▶ [TASK DETAILS]: Output all of the entries beneath, exactly as written.

▶ [TASK INPUT]:

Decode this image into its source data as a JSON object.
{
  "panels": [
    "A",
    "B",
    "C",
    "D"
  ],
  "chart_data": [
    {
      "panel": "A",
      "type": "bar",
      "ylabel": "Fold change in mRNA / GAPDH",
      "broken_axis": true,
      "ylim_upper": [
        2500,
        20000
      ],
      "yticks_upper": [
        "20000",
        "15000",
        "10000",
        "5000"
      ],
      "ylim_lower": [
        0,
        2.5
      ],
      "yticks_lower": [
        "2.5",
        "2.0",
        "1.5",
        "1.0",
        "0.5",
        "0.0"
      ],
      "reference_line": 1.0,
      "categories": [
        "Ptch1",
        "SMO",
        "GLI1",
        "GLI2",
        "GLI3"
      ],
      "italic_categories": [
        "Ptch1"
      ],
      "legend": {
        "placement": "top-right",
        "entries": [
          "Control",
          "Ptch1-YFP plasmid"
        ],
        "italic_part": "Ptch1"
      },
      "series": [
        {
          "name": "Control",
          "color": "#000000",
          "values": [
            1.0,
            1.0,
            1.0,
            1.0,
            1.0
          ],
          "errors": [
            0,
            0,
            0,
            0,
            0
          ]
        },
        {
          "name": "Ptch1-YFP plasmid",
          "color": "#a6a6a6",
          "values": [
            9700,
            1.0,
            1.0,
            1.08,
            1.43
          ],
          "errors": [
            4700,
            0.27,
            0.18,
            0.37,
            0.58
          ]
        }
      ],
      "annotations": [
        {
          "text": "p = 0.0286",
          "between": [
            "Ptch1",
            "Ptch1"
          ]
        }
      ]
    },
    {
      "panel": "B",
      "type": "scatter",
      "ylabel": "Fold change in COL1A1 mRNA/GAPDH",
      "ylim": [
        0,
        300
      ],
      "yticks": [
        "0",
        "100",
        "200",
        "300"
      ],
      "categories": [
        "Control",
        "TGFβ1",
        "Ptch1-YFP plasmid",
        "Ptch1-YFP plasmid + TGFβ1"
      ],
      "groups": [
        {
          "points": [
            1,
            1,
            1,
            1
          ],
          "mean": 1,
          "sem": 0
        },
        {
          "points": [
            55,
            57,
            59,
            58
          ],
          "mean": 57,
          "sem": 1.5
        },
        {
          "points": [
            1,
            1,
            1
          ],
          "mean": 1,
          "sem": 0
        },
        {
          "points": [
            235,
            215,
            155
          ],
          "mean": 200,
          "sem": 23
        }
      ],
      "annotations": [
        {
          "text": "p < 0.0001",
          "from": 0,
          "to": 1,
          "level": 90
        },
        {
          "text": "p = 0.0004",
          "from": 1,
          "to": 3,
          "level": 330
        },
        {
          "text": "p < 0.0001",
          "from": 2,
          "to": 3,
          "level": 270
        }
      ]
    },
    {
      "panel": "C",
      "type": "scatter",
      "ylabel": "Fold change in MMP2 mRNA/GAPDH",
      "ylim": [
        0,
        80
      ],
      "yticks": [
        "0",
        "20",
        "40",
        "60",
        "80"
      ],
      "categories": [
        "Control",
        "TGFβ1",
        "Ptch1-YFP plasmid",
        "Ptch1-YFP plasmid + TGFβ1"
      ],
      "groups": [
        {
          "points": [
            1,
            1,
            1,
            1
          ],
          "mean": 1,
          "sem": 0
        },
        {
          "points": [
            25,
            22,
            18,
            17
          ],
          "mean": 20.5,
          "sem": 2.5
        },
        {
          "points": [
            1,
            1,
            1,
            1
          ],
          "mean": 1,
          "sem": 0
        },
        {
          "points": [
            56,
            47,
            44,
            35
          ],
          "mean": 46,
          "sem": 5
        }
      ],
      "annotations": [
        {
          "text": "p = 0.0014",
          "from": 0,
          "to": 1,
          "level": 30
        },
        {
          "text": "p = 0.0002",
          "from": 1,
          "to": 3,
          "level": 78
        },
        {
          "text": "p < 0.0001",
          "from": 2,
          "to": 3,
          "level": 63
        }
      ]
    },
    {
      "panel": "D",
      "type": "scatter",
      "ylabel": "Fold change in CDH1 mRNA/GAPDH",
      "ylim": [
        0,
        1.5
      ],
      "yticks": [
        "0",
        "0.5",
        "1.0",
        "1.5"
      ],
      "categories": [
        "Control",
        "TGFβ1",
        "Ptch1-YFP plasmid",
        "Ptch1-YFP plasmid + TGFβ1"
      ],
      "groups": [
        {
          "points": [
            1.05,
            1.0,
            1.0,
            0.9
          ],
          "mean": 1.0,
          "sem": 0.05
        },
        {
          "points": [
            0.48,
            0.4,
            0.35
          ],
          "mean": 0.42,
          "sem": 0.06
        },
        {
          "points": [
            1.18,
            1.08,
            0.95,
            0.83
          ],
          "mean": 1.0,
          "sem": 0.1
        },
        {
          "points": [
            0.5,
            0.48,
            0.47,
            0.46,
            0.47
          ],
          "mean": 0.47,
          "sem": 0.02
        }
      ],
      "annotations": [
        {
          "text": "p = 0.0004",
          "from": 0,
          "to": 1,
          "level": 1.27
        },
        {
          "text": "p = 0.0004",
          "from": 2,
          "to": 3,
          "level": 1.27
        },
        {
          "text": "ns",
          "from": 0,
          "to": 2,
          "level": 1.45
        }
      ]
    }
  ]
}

▶ [RESPONSE TO THE EXERCISE]:
Decode this image into its source data as a JSON object.
{
  "panels": [
    "A",
    "B",
    "C",
    "D"
  ],
  "chart_data": [
    {
      "panel": "A",
      "type": "bar",
      "ylabel": "Fold change in mRNA / GAPDH",
      "broken_axis": true,
      "ylim_upper": [
        2500,
        20000
      ],
      "yticks_upper": [
        "20000",
        "15000",
        "10000",
        "5000"
      ],
      "ylim_lower": [
        0,
        2.5
      ],
      "yticks_lower": [
        "2.5",
        "2.0",
        "1.5",
        "1.0",
        "0.5",
        "0.0"
      ],
      "reference_line": 1.0,
      "categories": [
        "Ptch1",
        "SMO",
        "GLI1",
        "GLI2",
        "GLI3"
      ],
      "italic_categories": [
        "Ptch1"
      ],
      "legend": {
        "placement": "top-right",
        "entries": [
          "Control",
          "Ptch1-YFP plasmid"
        ],
        "italic_part": "Ptch1"
      },
      "series": [
        {
          "name": "Control",
          "color": "#000000",
          "values": [
            1.0,
            1.0,
            1.0,
            1.0,
            1.0
          ],
          "errors": [
            0,
            0,
            0,
            0,
            0
          ]
        },
        {
          "name": "Ptch1-YFP plasmid",
          "color": "#a6a6a6",
          "values": [
            9700,
            1.0,
            1.0,
            1.08,
            1.43
          ],
          "errors": [
            4700,
            0.27,
            0.18,
            0.37,
            0.58
          ]
        }
      ],
      "annotations": [
        {
          "text": "p = 0.0286",
          "between": [
            "Ptch1",
            "Ptch1"
          ]
        }
      ]
    },
    {
      "panel": "B",
      "type": "scatter",
      "ylabel": "Fold change in COL1A1 mRNA/GAPDH",
      "ylim": [
        0,
        300
      ],
      "yticks": [
        "0",
        "100",
        "200",
        "300"
      ],
      "categories": [
        "Control",
        "TGFβ1",
        "Ptch1-YFP plasmid",
        "Ptch1-YFP plasmid + TGFβ1"
      ],
      "groups": [
        {
          "points": [
            1,
            1,
            1,
            1
          ],
          "mean": 1,
          "sem": 0
        },
        {
          "points": [
            55,
            57,
            59,
            58
          ],
          "mean": 57,
          "sem": 1.5
        },
        {
          "points": [
            1,
            1,
            1
          ],
          "mean": 1,
          "sem": 0
        },
        {
          "points": [
            235,
            215,
            155
          ],
          "mean": 200,
          "sem": 23
        }
      ],
      "annotations": [
        {
          "text": "p < 0.0001",
          "from": 0,
          "to": 1,
          "level": 90
        },
        {
          "text": "p = 0.0004",
          "from": 1,
          "to": 3,
          "level": 330
        },
        {
          "text": "p < 0.0001",
          "from": 2,
          "to": 3,
          "level": 270
        }
      ]
    },
    {
      "panel": "C",
      "type": "scatter",
      "ylabel": "Fold change in MMP2 mRNA/GAPDH",
      "ylim": [
        0,
        80
      ],
      "yticks": [
        "0",
        "20",
        "40",
        "60",
        "80"
      ],
      "categories": [
        "Control",
        "TGFβ1",
        "Ptch1-YFP plasmid",
        "Ptch1-YFP plasmid + TGFβ1"
      ],
      "groups": [
        {
          "points": [
            1,
            1,
            1,
            1
          ],
          "mean": 1,
          "sem": 0
        },
        {
          "points": [
            25,
            22,
            18,
            17
          ],
          "mean": 20.5,
          "sem": 2.5
        },
        {
          "points": [
            1,
            1,
            1,
            1
          ],
          "mean": 1,
          "sem": 0
        },
        {
          "points": [
            56,
            47,
            44,
            35
          ],
          "mean": 46,
          "sem": 5
        }
      ],
      "annotations": [
        {
          "text": "p = 0.0014",
          "from": 0,
          "to": 1,
          "level": 30
        },
        {
          "text": "p = 0.0002",
          "from": 1,
          "to": 3,
          "level": 78
        },
        {
          "text": "p < 0.0001",
          "from": 2,
          "to": 3,
          "level": 63
        }
      ]
    },
    {
      "panel": "D",
      "type": "scatter",
      "ylabel": "Fold change in CDH1 mRNA/GAPDH",
      "ylim": [
        0,
        1.5
      ],
      "yticks": [
        "0",
        "0.5",
        "1.0",
        "1.5"
      ],
      "categories": [
        "Control",
        "TGFβ1",
        "Ptch1-YFP plasmid",
        "Ptch1-YFP plasmid + TGFβ1"
      ],
      "groups": [
        {
          "points": [
            1.05,
            1.0,
            1.0,
            0.9
          ],
          "mean": 1.0,
          "sem": 0.05
        },
        {
          "points": [
            0.48,
            0.4,
            0.35
          ],
          "mean": 0.42,
          "sem": 0.06
        },
        {
          "points": [
            1.18,
            1.08,
            0.95,
            0.83
          ],
          "mean": 1.0,
          "sem": 0.1
        },
        {
          "points": [
            0.5,
            0.48,
            0.47,
            0.46,
            0.47
          ],
          "mean": 0.47,
          "sem": 0.02
        }
      ],
      "annotations": [
        {
          "text": "p = 0.0004",
          "from": 0,
          "to": 1,
          "level": 1.27
        },
        {
          "text": "p = 0.0004",
          "from": 2,
          "to": 3,
          "level": 1.27
        },
        {
          "text": "ns",
          "from": 0,
          "to": 2,
          "level": 1.45
        }
      ]
    }
  ]
}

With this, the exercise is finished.